● **Problem details**:
Look at the entries below and reproduce them exactly.

● **Lines of data**:

★ ★ ★

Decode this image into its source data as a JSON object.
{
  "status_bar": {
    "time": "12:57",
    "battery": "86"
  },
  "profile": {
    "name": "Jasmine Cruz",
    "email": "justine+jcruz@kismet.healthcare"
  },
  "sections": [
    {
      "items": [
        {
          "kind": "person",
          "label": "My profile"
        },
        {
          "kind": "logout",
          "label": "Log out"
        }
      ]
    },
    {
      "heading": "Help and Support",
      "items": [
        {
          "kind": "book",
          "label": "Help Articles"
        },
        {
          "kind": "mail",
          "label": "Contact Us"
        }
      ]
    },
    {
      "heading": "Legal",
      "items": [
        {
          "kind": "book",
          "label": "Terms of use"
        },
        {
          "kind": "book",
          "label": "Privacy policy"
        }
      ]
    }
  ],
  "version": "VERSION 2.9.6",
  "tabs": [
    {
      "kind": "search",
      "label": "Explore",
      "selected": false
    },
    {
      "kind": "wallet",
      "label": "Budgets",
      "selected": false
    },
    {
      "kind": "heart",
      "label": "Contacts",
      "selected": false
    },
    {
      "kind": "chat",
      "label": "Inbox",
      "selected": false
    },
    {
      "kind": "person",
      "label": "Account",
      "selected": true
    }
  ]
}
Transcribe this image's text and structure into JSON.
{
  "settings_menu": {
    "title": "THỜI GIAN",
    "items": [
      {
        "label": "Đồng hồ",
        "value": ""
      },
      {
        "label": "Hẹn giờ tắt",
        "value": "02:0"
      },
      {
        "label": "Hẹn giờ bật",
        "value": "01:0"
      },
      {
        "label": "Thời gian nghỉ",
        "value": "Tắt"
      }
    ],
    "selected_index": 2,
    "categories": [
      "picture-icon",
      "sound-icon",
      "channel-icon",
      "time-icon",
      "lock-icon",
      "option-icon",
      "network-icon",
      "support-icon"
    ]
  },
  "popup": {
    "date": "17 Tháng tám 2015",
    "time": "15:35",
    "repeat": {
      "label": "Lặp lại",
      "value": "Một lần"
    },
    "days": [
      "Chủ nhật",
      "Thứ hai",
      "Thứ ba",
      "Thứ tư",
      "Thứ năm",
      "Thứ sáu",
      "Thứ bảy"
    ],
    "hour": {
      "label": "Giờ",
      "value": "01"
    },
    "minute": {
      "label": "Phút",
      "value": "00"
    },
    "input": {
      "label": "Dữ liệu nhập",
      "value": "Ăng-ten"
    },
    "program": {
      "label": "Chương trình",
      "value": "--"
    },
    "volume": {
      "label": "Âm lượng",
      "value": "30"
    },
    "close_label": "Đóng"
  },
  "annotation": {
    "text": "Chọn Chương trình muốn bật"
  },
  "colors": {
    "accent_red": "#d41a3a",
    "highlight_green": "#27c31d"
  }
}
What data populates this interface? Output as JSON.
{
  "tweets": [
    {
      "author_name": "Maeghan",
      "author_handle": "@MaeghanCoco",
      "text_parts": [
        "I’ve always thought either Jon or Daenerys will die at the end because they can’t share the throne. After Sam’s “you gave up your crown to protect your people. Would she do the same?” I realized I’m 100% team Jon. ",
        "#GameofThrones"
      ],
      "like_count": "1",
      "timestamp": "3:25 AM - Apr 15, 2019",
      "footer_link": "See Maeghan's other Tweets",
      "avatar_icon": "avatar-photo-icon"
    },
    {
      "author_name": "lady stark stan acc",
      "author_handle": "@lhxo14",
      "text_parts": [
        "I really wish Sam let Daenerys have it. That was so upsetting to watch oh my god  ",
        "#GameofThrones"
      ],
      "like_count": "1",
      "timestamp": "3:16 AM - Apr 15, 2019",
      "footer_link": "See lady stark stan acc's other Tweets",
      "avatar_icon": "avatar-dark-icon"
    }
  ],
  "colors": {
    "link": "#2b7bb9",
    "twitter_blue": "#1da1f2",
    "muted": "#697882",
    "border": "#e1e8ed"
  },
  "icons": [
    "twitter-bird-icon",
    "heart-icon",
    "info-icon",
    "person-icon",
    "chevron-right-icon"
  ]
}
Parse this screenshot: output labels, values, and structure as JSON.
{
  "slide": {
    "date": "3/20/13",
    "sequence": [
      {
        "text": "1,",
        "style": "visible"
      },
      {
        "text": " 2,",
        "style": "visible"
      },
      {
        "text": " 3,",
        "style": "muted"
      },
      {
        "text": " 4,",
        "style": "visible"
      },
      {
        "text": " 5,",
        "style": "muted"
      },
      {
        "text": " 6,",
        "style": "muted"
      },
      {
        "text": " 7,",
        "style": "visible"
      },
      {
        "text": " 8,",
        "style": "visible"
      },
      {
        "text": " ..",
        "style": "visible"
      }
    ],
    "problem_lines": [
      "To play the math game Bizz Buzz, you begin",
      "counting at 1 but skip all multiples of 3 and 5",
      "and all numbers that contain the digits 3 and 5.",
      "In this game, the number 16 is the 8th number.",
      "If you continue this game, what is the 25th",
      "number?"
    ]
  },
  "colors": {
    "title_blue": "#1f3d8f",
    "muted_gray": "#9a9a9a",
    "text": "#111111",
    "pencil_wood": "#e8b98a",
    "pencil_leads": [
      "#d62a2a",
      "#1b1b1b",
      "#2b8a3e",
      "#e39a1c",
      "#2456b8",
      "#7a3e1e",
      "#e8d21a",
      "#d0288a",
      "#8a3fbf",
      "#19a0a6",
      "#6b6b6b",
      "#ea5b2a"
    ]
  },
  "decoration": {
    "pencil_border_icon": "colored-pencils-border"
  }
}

★ ★ ★

● **Problem solution**:
Decode this image into its source data as a JSON object.
{
  "status_bar": {
    "time": "12:57",
    "battery": "86"
  },
  "profile": {
    "name": "Jasmine Cruz",
    "email": "justine+jcruz@kismet.healthcare"
  },
  "sections": [
    {
      "items": [
        {
          "kind": "person",
          "label": "My profile"
        },
        {
          "kind": "logout",
          "label": "Log out"
        }
      ]
    },
    {
      "heading": "Help and Support",
      "items": [
        {
          "kind": "book",
          "label": "Help Articles"
        },
        {
          "kind": "mail",
          "label": "Contact Us"
        }
      ]
    },
    {
      "heading": "Legal",
      "items": [
        {
          "kind": "book",
          "label": "Terms of use"
        },
        {
          "kind": "book",
          "label": "Privacy policy"
        }
      ]
    }
  ],
  "version": "VERSION 2.9.6",
  "tabs": [
    {
      "kind": "search",
      "label": "Explore",
      "selected": false
    },
    {
      "kind": "wallet",
      "label": "Budgets",
      "selected": false
    },
    {
      "kind": "heart",
      "label": "Contacts",
      "selected": false
    },
    {
      "kind": "chat",
      "label": "Inbox",
      "selected": false
    },
    {
      "kind": "person",
      "label": "Account",
      "selected": true
    }
  ]
}
Transcribe this image's text and structure into JSON.
{
  "settings_menu": {
    "title": "THỜI GIAN",
    "items": [
      {
        "label": "Đồng hồ",
        "value": ""
      },
      {
        "label": "Hẹn giờ tắt",
        "value": "02:0"
      },
      {
        "label": "Hẹn giờ bật",
        "value": "01:0"
      },
      {
        "label": "Thời gian nghỉ",
        "value": "Tắt"
      }
    ],
    "selected_index": 2,
    "categories": [
      "picture-icon",
      "sound-icon",
      "channel-icon",
      "time-icon",
      "lock-icon",
      "option-icon",
      "network-icon",
      "support-icon"
    ]
  },
  "popup": {
    "date": "17 Tháng tám 2015",
    "time": "15:35",
    "repeat": {
      "label": "Lặp lại",
      "value": "Một lần"
    },
    "days": [
      "Chủ nhật",
      "Thứ hai",
      "Thứ ba",
      "Thứ tư",
      "Thứ năm",
      "Thứ sáu",
      "Thứ bảy"
    ],
    "hour": {
      "label": "Giờ",
      "value": "01"
    },
    "minute": {
      "label": "Phút",
      "value": "00"
    },
    "input": {
      "label": "Dữ liệu nhập",
      "value": "Ăng-ten"
    },
    "program": {
      "label": "Chương trình",
      "value": "--"
    },
    "volume": {
      "label": "Âm lượng",
      "value": "30"
    },
    "close_label": "Đóng"
  },
  "annotation": {
    "text": "Chọn Chương trình muốn bật"
  },
  "colors": {
    "accent_red": "#d41a3a",
    "highlight_green": "#27c31d"
  }
}
What data populates this interface? Output as JSON.
{
  "tweets": [
    {
      "author_name": "Maeghan",
      "author_handle": "@MaeghanCoco",
      "text_parts": [
        "I’ve always thought either Jon or Daenerys will die at the end because they can’t share the throne. After Sam’s “you gave up your crown to protect your people. Would she do the same?” I realized I’m 100% team Jon. ",
        "#GameofThrones"
      ],
      "like_count": "1",
      "timestamp": "3:25 AM - Apr 15, 2019",
      "footer_link": "See Maeghan's other Tweets",
      "avatar_icon": "avatar-photo-icon"
    },
    {
      "author_name": "lady stark stan acc",
      "author_handle": "@lhxo14",
      "text_parts": [
        "I really wish Sam let Daenerys have it. That was so upsetting to watch oh my god  ",
        "#GameofThrones"
      ],
      "like_count": "1",
      "timestamp": "3:16 AM - Apr 15, 2019",
      "footer_link": "See lady stark stan acc's other Tweets",
      "avatar_icon": "avatar-dark-icon"
    }
  ],
  "colors": {
    "link": "#2b7bb9",
    "twitter_blue": "#1da1f2",
    "muted": "#697882",
    "border": "#e1e8ed"
  },
  "icons": [
    "twitter-bird-icon",
    "heart-icon",
    "info-icon",
    "person-icon",
    "chevron-right-icon"
  ]
}
Parse this screenshot: output labels, values, and structure as JSON.
{
  "slide": {
    "date": "3/20/13",
    "sequence": [
      {
        "text": "1,",
        "style": "visible"
      },
      {
        "text": " 2,",
        "style": "visible"
      },
      {
        "text": " 3,",
        "style": "muted"
      },
      {
        "text": " 4,",
        "style": "visible"
      },
      {
        "text": " 5,",
        "style": "muted"
      },
      {
        "text": " 6,",
        "style": "muted"
      },
      {
        "text": " 7,",
        "style": "visible"
      },
      {
        "text": " 8,",
        "style": "visible"
      },
      {
        "text": " ..",
        "style": "visible"
      }
    ],
    "problem_lines": [
      "To play the math game Bizz Buzz, you begin",
      "counting at 1 but skip all multiples of 3 and 5",
      "and all numbers that contain the digits 3 and 5.",
      "In this game, the number 16 is the 8th number.",
      "If you continue this game, what is the 25th",
      "number?"
    ]
  },
  "colors": {
    "title_blue": "#1f3d8f",
    "muted_gray": "#9a9a9a",
    "text": "#111111",
    "pencil_wood": "#e8b98a",
    "pencil_leads": [
      "#d62a2a",
      "#1b1b1b",
      "#2b8a3e",
      "#e39a1c",
      "#2456b8",
      "#7a3e1e",
      "#e8d21a",
      "#d0288a",
      "#8a3fbf",
      "#19a0a6",
      "#6b6b6b",
      "#ea5b2a"
    ]
  },
  "decoration": {
    "pencil_border_icon": "colored-pencils-border"
  }
}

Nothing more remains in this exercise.